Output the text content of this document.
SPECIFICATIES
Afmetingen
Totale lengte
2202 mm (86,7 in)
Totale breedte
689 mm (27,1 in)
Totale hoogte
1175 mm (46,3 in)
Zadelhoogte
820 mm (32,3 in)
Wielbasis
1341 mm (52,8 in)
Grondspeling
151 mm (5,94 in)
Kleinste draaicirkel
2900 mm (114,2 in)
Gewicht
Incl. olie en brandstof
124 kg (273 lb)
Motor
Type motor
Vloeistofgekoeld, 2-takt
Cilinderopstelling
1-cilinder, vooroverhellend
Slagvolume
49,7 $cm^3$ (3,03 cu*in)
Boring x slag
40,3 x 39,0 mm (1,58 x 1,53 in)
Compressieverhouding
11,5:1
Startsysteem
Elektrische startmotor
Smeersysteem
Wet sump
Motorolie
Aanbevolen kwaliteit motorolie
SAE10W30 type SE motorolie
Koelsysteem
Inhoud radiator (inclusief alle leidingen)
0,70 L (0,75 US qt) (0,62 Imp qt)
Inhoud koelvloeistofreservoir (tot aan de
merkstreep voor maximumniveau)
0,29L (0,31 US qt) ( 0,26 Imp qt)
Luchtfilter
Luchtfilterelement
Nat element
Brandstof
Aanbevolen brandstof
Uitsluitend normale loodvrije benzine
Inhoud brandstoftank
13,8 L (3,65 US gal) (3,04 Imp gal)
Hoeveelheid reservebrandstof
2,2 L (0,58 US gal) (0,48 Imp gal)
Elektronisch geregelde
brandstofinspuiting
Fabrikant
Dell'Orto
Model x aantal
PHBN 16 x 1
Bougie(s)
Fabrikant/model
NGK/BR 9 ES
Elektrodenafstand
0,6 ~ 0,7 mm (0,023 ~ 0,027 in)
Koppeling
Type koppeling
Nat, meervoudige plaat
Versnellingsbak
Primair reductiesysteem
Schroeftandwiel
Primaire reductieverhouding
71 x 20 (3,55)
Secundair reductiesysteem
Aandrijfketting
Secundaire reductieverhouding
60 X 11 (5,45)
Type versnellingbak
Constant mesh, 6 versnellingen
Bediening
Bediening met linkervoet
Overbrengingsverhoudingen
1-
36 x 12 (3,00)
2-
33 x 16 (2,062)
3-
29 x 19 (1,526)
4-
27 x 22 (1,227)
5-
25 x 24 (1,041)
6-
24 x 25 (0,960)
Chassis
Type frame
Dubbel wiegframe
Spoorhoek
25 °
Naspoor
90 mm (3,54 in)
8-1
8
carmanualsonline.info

**THE REQUEST:** All of the data above should be transcribed exactly.

**WRITTEN SOLUTION:**
Output the text content of this document.
SPECIFICATIES
Afmetingen
Totale lengte
2202 mm (86,7 in)
Totale breedte
689 mm (27,1 in)
Totale hoogte
1175 mm (46,3 in)
Zadelhoogte
820 mm (32,3 in)
Wielbasis
1341 mm (52,8 in)
Grondspeling
151 mm (5,94 in)
Kleinste draaicirkel
2900 mm (114,2 in)
Gewicht
Incl. olie en brandstof
124 kg (273 lb)
Motor
Type motor
Vloeistofgekoeld, 2-takt
Cilinderopstelling
1-cilinder, vooroverhellend
Slagvolume
49,7 $cm^3$ (3,03 cu*in)
Boring x slag
40,3 x 39,0 mm (1,58 x 1,53 in)
Compressieverhouding
11,5:1
Startsysteem
Elektrische startmotor
Smeersysteem
Wet sump
Motorolie
Aanbevolen kwaliteit motorolie
SAE10W30 type SE motorolie
Koelsysteem
Inhoud radiator (inclusief alle leidingen)
0,70 L (0,75 US qt) (0,62 Imp qt)
Inhoud koelvloeistofreservoir (tot aan de
merkstreep voor maximumniveau)
0,29L (0,31 US qt) ( 0,26 Imp qt)
Luchtfilter
Luchtfilterelement
Nat element
Brandstof
Aanbevolen brandstof
Uitsluitend normale loodvrije benzine
Inhoud brandstoftank
13,8 L (3,65 US gal) (3,04 Imp gal)
Hoeveelheid reservebrandstof
2,2 L (0,58 US gal) (0,48 Imp gal)
Elektronisch geregelde
brandstofinspuiting
Fabrikant
Dell'Orto
Model x aantal
PHBN 16 x 1
Bougie(s)
Fabrikant/model
NGK/BR 9 ES
Elektrodenafstand
0,6 ~ 0,7 mm (0,023 ~ 0,027 in)
Koppeling
Type koppeling
Nat, meervoudige plaat
Versnellingsbak
Primair reductiesysteem
Schroeftandwiel
Primaire reductieverhouding
71 x 20 (3,55)
Secundair reductiesysteem
Aandrijfketting
Secundaire reductieverhouding
60 X 11 (5,45)
Type versnellingbak
Constant mesh, 6 versnellingen
Bediening
Bediening met linkervoet
Overbrengingsverhoudingen
1-
36 x 12 (3,00)
2-
33 x 16 (2,062)
3-
29 x 19 (1,526)
4-
27 x 22 (1,227)
5-
25 x 24 (1,041)
6-
24 x 25 (0,960)
Chassis
Type frame
Dubbel wiegframe
Spoorhoek
25 °
Naspoor
90 mm (3,54 in)
8-1
8
carmanualsonline.info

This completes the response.